> **WHAT YOU ARE ASKED TO DO**
Write the data out again exactly, with no pictures.

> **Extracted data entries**
■ ■ ■

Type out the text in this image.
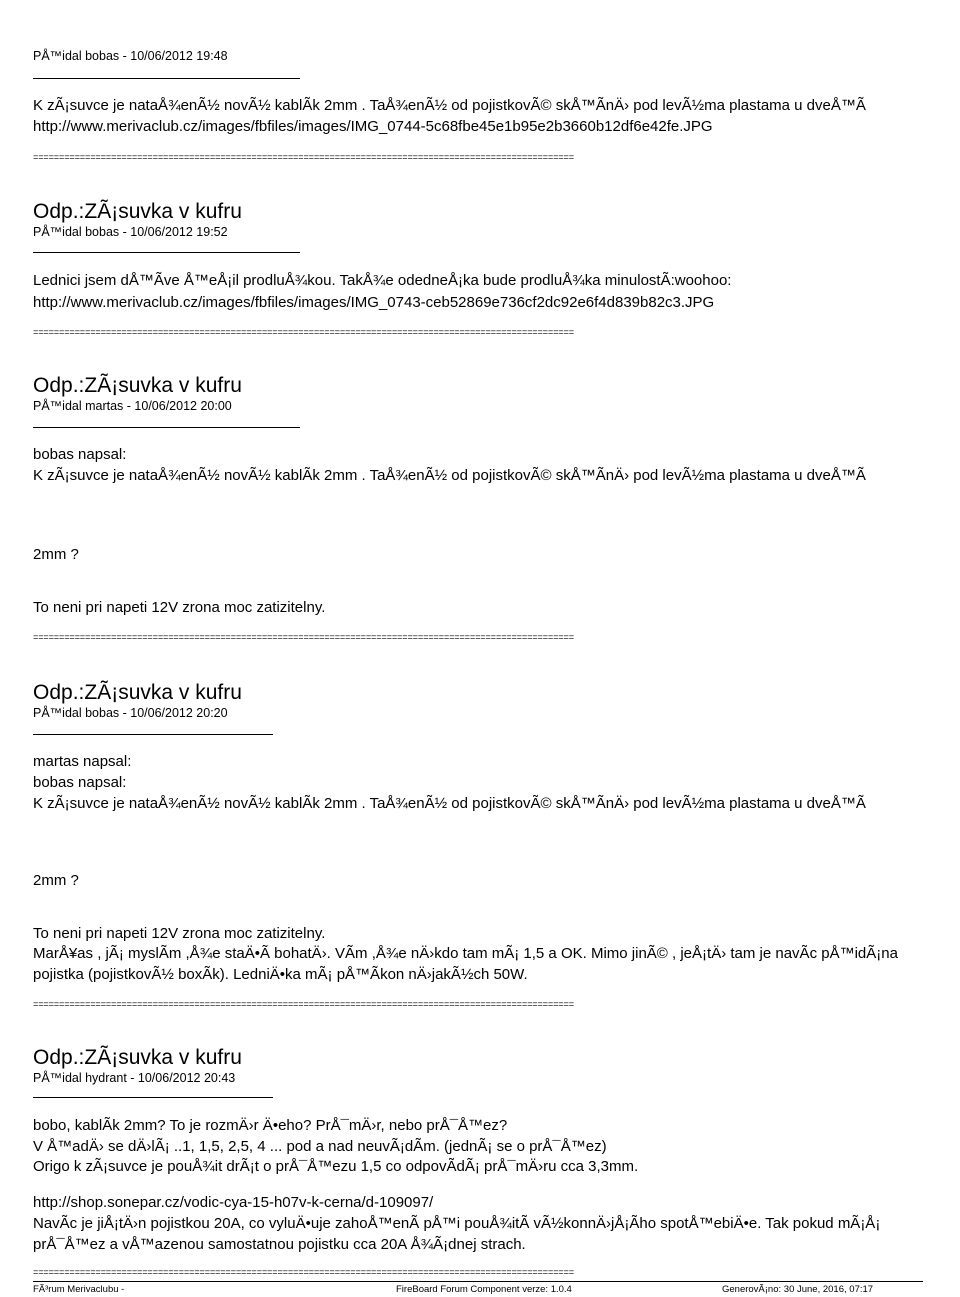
PÅ™idal bobas - 10/06/2012 19:48
K zÃ¡suvce je nataÅ¾enÃ½ novÃ½ kablÃk 2mm . TaÅ¾enÃ½ od pojistkovÃ© skÅ™ÃnÄ› pod levÃ½ma plastama u dveÅ™Ã
http://www.merivaclub.cz/images/fbfiles/images/IMG_0744-5c68fbe45e1b95e2b3660b12df6e42fe.JPG
========================================================================================================
Odp.:ZÃ¡suvka v kufru
PÅ™idal bobas - 10/06/2012 19:52
Lednici jsem dÅ™Ãve Å™eÅ¡il prodluÅ¾kou. TakÅ¾e odedneÅ¡ka bude prodluÅ¾ka minulostÃ:woohoo:
http://www.merivaclub.cz/images/fbfiles/images/IMG_0743-ceb52869e736cf2dc92e6f4d839b82c3.JPG
========================================================================================================
Odp.:ZÃ¡suvka v kufru
PÅ™idal martas - 10/06/2012 20:00
bobas napsal:
K zÃ¡suvce je nataÅ¾enÃ½ novÃ½ kablÃk 2mm . TaÅ¾enÃ½ od pojistkovÃ© skÅ™ÃnÄ› pod levÃ½ma plastama u dveÅ™Ã
2mm ?
To neni pri napeti 12V zrona moc zatizitelny.
========================================================================================================
Odp.:ZÃ¡suvka v kufru
PÅ™idal bobas - 10/06/2012 20:20
martas napsal:
bobas napsal:
K zÃ¡suvce je nataÅ¾enÃ½ novÃ½ kablÃk 2mm . TaÅ¾enÃ½ od pojistkovÃ© skÅ™ÃnÄ› pod levÃ½ma plastama u dveÅ™Ã
2mm ?
To neni pri napeti 12V zrona moc zatizitelny.
MarÅ¥as , jÃ¡ myslÃm ,Å¾e staÄ•Ã bohatÄ›. VÃm ,Å¾e nÄ›kdo tam mÃ¡ 1,5 a OK. Mimo jinÃ© , jeÅ¡tÄ› tam je navÃc pÅ™idÃ¡na
pojistka (pojistkovÃ½ boxÃk). LedniÄ•ka mÃ¡ pÅ™Ãkon nÄ›jakÃ½ch 50W.
========================================================================================================
Odp.:ZÃ¡suvka v kufru
PÅ™idal hydrant - 10/06/2012 20:43
bobo, kablÃk 2mm? To je rozmÄ›r Ä•eho? PrÅ¯mÄ›r, nebo prÅ¯Å™ez?
V Å™adÄ› se dÄ›lÃ¡ ..1, 1,5, 2,5, 4 ... pod a nad neuvÃ¡dÃm. (jednÃ¡ se o prÅ¯Å™ez)
Origo k zÃ¡suvce je pouÅ¾it drÃ¡t o prÅ¯Å™ezu 1,5 co odpovÃdÃ¡ prÅ¯mÄ›ru cca 3,3mm.
http://shop.sonepar.cz/vodic-cya-15-h07v-k-cerna/d-109097/
NavÃc je jiÅ¡tÄ›n pojistkou 20A, co vyluÄ•uje zahoÅ™enÃ pÅ™i pouÅ¾itÃ vÃ½konnÄ›jÅ¡Ãho spotÅ™ebiÄ•e. Tak pokud mÃ¡Å¡
prÅ¯Å™ez a vÅ™azenou samostatnou pojistku cca 20A Å¾Ã¡dnej strach.
========================================================================================================
FÃ³rum Merivaclubu -	FireBoard Forum Component verze: 1.0.4	GenerovÃ¡no: 30 June, 2016, 07:17
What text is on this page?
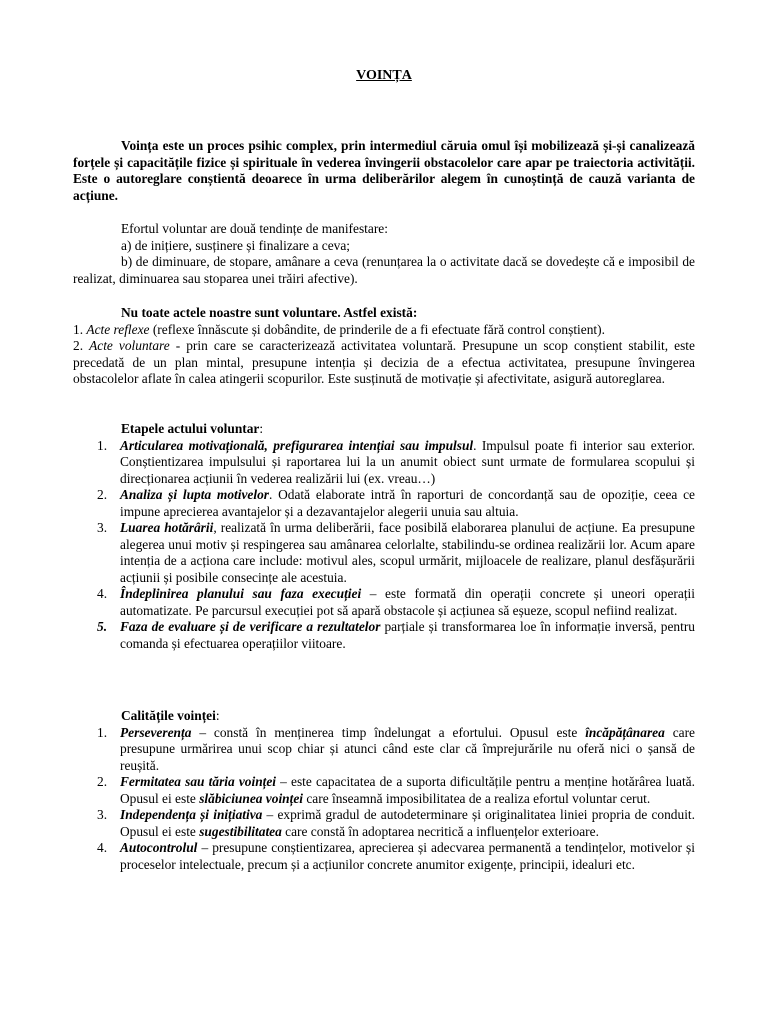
VOINȚA
Voința este un proces psihic complex, prin intermediul căruia omul își mobilizează și-și canalizează forțele și capacitățile fizice și spirituale în vederea învingerii obstacolelor care apar pe traiectoria activității. Este o autoreglare conștientă deoarece în urma deliberărilor alegem în cunoștință de cauză varianta de acțiune.

Efortul voluntar are două tendințe de manifestare:

a) de inițiere, susținere și finalizare a ceva;

b) de diminuare, de stopare, amânare a ceva (renunțarea la o activitate dacă se dovedește că e imposibil de realizat, diminuarea sau stoparea unei trăiri afective).

Nu toate actele noastre sunt voluntare. Astfel există:

1. Acte reflexe (reflexe înnăscute și dobândite, de prinderile de a fi efectuate fără control conștient).

2. Acte voluntare - prin care se caracterizează activitatea voluntară. Presupune un scop conștient stabilit, este precedată de un plan mintal, presupune intenția și decizia de a efectua activitatea, presupune învingerea obstacolelor aflate în calea atingerii scopurilor. Este susținută de motivație și afectivitate, asigură autoreglarea.

Etapele actului voluntar:

1. Articularea motivațională, prefigurarea intențiai sau impulsul. Impulsul poate fi interior sau exterior. Conștientizarea impulsului și raportarea lui la un anumit obiect sunt urmate de formularea scopului și direcționarea acțiunii în vederea realizării lui (ex. vreau…)
2. Analiza și lupta motivelor. Odată elaborate intră în raporturi de concordanță sau de opoziție, ceea ce impune aprecierea avantajelor și a dezavantajelor alegerii unuia sau altuia.
3. Luarea hotărârii, realizată în urma deliberării, face posibilă elaborarea planului de acțiune. Ea presupune alegerea unui motiv și respingerea sau amânarea celorlalte, stabilindu-se ordinea realizării lor. Acum apare intenția de a acționa care include: motivul ales, scopul urmărit, mijloacele de realizare, planul desfășurării acțiunii și posibile consecințe ale acestuia.
4. Îndeplinirea planului sau faza execuției – este formată din operații concrete și uneori operații automatizate. Pe parcursul execuției pot să apară obstacole și acțiunea să eșueze, scopul nefiind realizat.
5. Faza de evaluare și de verificare a rezultatelor parțiale și transformarea loe în informație inversă, pentru comanda și efectuarea operațiilor viitoare.

Calitățile voinței:

1. Perseverența – constă în menținerea timp îndelungat a efortului. Opusul este încăpățânarea care presupune urmărirea unui scop chiar și atunci când este clar că împrejurările nu oferă nici o șansă de reușită.
2. Fermitatea sau tăria voinței – este capacitatea de a suporta dificultățile pentru a menține hotărârea luată. Opusul ei este slăbiciunea voinței care înseamnă imposibilitatea de a realiza efortul voluntar cerut.
3. Independența și inițiativa – exprimă gradul de autodeterminare și originalitatea liniei propria de conduit. Opusul ei este sugestibilitatea care constă în adoptarea necritică a influențelor exterioare.
4. Autocontrolul – presupune conștientizarea, aprecierea și adecvarea permanentă a tendințelor, motivelor și proceselor intelectuale, precum și a acțiunilor concrete anumitor exigențe, principii, idealuri etc.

■ ■ ■

> **WRITTEN REPLY**
Type out the text in this image.
PÅ™idal bobas - 10/06/2012 19:48
K zÃ¡suvce je nataÅ¾enÃ½ novÃ½ kablÃk 2mm . TaÅ¾enÃ½ od pojistkovÃ© skÅ™ÃnÄ› pod levÃ½ma plastama u dveÅ™Ã
http://www.merivaclub.cz/images/fbfiles/images/IMG_0744-5c68fbe45e1b95e2b3660b12df6e42fe.JPG
========================================================================================================
Odp.:ZÃ¡suvka v kufru
PÅ™idal bobas - 10/06/2012 19:52
Lednici jsem dÅ™Ãve Å™eÅ¡il prodluÅ¾kou. TakÅ¾e odedneÅ¡ka bude prodluÅ¾ka minulostÃ:woohoo:
http://www.merivaclub.cz/images/fbfiles/images/IMG_0743-ceb52869e736cf2dc92e6f4d839b82c3.JPG
========================================================================================================
Odp.:ZÃ¡suvka v kufru
PÅ™idal martas - 10/06/2012 20:00
bobas napsal:
K zÃ¡suvce je nataÅ¾enÃ½ novÃ½ kablÃk 2mm . TaÅ¾enÃ½ od pojistkovÃ© skÅ™ÃnÄ› pod levÃ½ma plastama u dveÅ™Ã
2mm ?
To neni pri napeti 12V zrona moc zatizitelny.
========================================================================================================
Odp.:ZÃ¡suvka v kufru
PÅ™idal bobas - 10/06/2012 20:20
martas napsal:
bobas napsal:
K zÃ¡suvce je nataÅ¾enÃ½ novÃ½ kablÃk 2mm . TaÅ¾enÃ½ od pojistkovÃ© skÅ™ÃnÄ› pod levÃ½ma plastama u dveÅ™Ã
2mm ?
To neni pri napeti 12V zrona moc zatizitelny.
MarÅ¥as , jÃ¡ myslÃm ,Å¾e staÄ•Ã bohatÄ›. VÃm ,Å¾e nÄ›kdo tam mÃ¡ 1,5 a OK. Mimo jinÃ© , jeÅ¡tÄ› tam je navÃc pÅ™idÃ¡na
pojistka (pojistkovÃ½ boxÃk). LedniÄ•ka mÃ¡ pÅ™Ãkon nÄ›jakÃ½ch 50W.
========================================================================================================
Odp.:ZÃ¡suvka v kufru
PÅ™idal hydrant - 10/06/2012 20:43
bobo, kablÃk 2mm? To je rozmÄ›r Ä•eho? PrÅ¯mÄ›r, nebo prÅ¯Å™ez?
V Å™adÄ› se dÄ›lÃ¡ ..1, 1,5, 2,5, 4 ... pod a nad neuvÃ¡dÃm. (jednÃ¡ se o prÅ¯Å™ez)
Origo k zÃ¡suvce je pouÅ¾it drÃ¡t o prÅ¯Å™ezu 1,5 co odpovÃdÃ¡ prÅ¯mÄ›ru cca 3,3mm.
http://shop.sonepar.cz/vodic-cya-15-h07v-k-cerna/d-109097/
NavÃc je jiÅ¡tÄ›n pojistkou 20A, co vyluÄ•uje zahoÅ™enÃ pÅ™i pouÅ¾itÃ vÃ½konnÄ›jÅ¡Ãho spotÅ™ebiÄ•e. Tak pokud mÃ¡Å¡
prÅ¯Å™ez a vÅ™azenou samostatnou pojistku cca 20A Å¾Ã¡dnej strach.
========================================================================================================
FÃ³rum Merivaclubu -	FireBoard Forum Component verze: 1.0.4	GenerovÃ¡no: 30 June, 2016, 07:17
What text is on this page?
VOINȚA
Voința este un proces psihic complex, prin intermediul căruia omul își mobilizează și-și canalizează forțele și capacitățile fizice și spirituale în vederea învingerii obstacolelor care apar pe traiectoria activității. Este o autoreglare conștientă deoarece în urma deliberărilor alegem în cunoștință de cauză varianta de acțiune.

Efortul voluntar are două tendințe de manifestare:

a) de inițiere, susținere și finalizare a ceva;

b) de diminuare, de stopare, amânare a ceva (renunțarea la o activitate dacă se dovedește că e imposibil de realizat, diminuarea sau stoparea unei trăiri afective).

Nu toate actele noastre sunt voluntare. Astfel există:

1. Acte reflexe (reflexe înnăscute și dobândite, de prinderile de a fi efectuate fără control conștient).

2. Acte voluntare - prin care se caracterizează activitatea voluntară. Presupune un scop conștient stabilit, este precedată de un plan mintal, presupune intenția și decizia de a efectua activitatea, presupune învingerea obstacolelor aflate în calea atingerii scopurilor. Este susținută de motivație și afectivitate, asigură autoreglarea.

Etapele actului voluntar:

1. Articularea motivațională, prefigurarea intențiai sau impulsul. Impulsul poate fi interior sau exterior. Conștientizarea impulsului și raportarea lui la un anumit obiect sunt urmate de formularea scopului și direcționarea acțiunii în vederea realizării lui (ex. vreau…)
2. Analiza și lupta motivelor. Odată elaborate intră în raporturi de concordanță sau de opoziție, ceea ce impune aprecierea avantajelor și a dezavantajelor alegerii unuia sau altuia.
3. Luarea hotărârii, realizată în urma deliberării, face posibilă elaborarea planului de acțiune. Ea presupune alegerea unui motiv și respingerea sau amânarea celorlalte, stabilindu-se ordinea realizării lor. Acum apare intenția de a acționa care include: motivul ales, scopul urmărit, mijloacele de realizare, planul desfășurării acțiunii și posibile consecințe ale acestuia.
4. Îndeplinirea planului sau faza execuției – este formată din operații concrete și uneori operații automatizate. Pe parcursul execuției pot să apară obstacole și acțiunea să eșueze, scopul nefiind realizat.
5. Faza de evaluare și de verificare a rezultatelor parțiale și transformarea loe în informație inversă, pentru comanda și efectuarea operațiilor viitoare.

Calitățile voinței:

1. Perseverența – constă în menținerea timp îndelungat a efortului. Opusul este încăpățânarea care presupune urmărirea unui scop chiar și atunci când este clar că împrejurările nu oferă nici o șansă de reușită.
2. Fermitatea sau tăria voinței – este capacitatea de a suporta dificultățile pentru a menține hotărârea luată. Opusul ei este slăbiciunea voinței care înseamnă imposibilitatea de a realiza efortul voluntar cerut.
3. Independența și inițiativa – exprimă gradul de autodeterminare și originalitatea liniei propria de conduit. Opusul ei este sugestibilitatea care constă în adoptarea necritică a influențelor exterioare.
4. Autocontrolul – presupune conștientizarea, aprecierea și adecvarea permanentă a tendințelor, motivelor și proceselor intelectuale, precum și a acțiunilor concrete anumitor exigențe, principii, idealuri etc.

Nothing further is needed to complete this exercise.